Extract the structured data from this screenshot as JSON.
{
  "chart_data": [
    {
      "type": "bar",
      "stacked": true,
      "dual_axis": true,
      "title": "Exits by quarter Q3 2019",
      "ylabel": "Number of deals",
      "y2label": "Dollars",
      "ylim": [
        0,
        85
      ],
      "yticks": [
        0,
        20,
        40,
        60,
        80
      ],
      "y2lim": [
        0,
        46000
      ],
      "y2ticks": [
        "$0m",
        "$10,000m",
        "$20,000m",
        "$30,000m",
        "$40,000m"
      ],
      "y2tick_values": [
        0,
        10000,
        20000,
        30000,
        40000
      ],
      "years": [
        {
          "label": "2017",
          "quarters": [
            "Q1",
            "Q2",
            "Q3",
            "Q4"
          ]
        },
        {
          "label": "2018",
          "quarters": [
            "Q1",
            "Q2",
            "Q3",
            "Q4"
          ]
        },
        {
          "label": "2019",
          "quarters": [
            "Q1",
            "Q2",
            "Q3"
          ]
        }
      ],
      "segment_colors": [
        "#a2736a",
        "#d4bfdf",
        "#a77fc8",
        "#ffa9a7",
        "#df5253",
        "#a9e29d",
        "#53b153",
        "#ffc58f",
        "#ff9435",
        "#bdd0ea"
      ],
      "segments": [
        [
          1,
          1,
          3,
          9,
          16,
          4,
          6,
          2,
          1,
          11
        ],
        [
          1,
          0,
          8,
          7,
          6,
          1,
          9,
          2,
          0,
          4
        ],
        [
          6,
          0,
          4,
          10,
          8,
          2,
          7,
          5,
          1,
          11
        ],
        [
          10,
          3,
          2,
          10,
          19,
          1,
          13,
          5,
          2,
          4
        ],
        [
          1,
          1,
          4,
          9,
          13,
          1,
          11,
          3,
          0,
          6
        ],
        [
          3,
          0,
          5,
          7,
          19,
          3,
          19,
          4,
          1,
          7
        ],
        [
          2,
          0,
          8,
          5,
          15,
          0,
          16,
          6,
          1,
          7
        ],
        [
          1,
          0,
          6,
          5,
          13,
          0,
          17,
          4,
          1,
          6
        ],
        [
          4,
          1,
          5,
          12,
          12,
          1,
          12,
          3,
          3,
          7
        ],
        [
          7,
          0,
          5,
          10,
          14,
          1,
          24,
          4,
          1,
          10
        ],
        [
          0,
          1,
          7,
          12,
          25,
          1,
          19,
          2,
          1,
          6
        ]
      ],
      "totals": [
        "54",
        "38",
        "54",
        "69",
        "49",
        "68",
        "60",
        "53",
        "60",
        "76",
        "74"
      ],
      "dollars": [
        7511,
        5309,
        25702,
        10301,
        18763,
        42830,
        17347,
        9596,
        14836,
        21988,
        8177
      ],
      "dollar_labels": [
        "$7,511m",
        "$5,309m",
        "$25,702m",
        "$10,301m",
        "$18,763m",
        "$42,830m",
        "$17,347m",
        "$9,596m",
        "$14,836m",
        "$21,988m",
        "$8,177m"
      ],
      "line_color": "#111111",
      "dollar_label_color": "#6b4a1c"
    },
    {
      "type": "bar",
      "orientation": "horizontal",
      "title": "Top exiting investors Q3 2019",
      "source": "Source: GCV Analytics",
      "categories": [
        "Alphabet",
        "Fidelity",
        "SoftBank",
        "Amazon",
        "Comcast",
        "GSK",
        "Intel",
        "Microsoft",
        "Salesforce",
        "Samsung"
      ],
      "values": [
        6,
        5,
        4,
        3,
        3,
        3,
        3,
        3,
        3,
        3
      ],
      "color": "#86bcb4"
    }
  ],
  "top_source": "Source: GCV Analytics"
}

++++

CHALLENGE: Looking at the material above, count the lines containing the string "title" and reply with the count alone.

THE RESULT: 2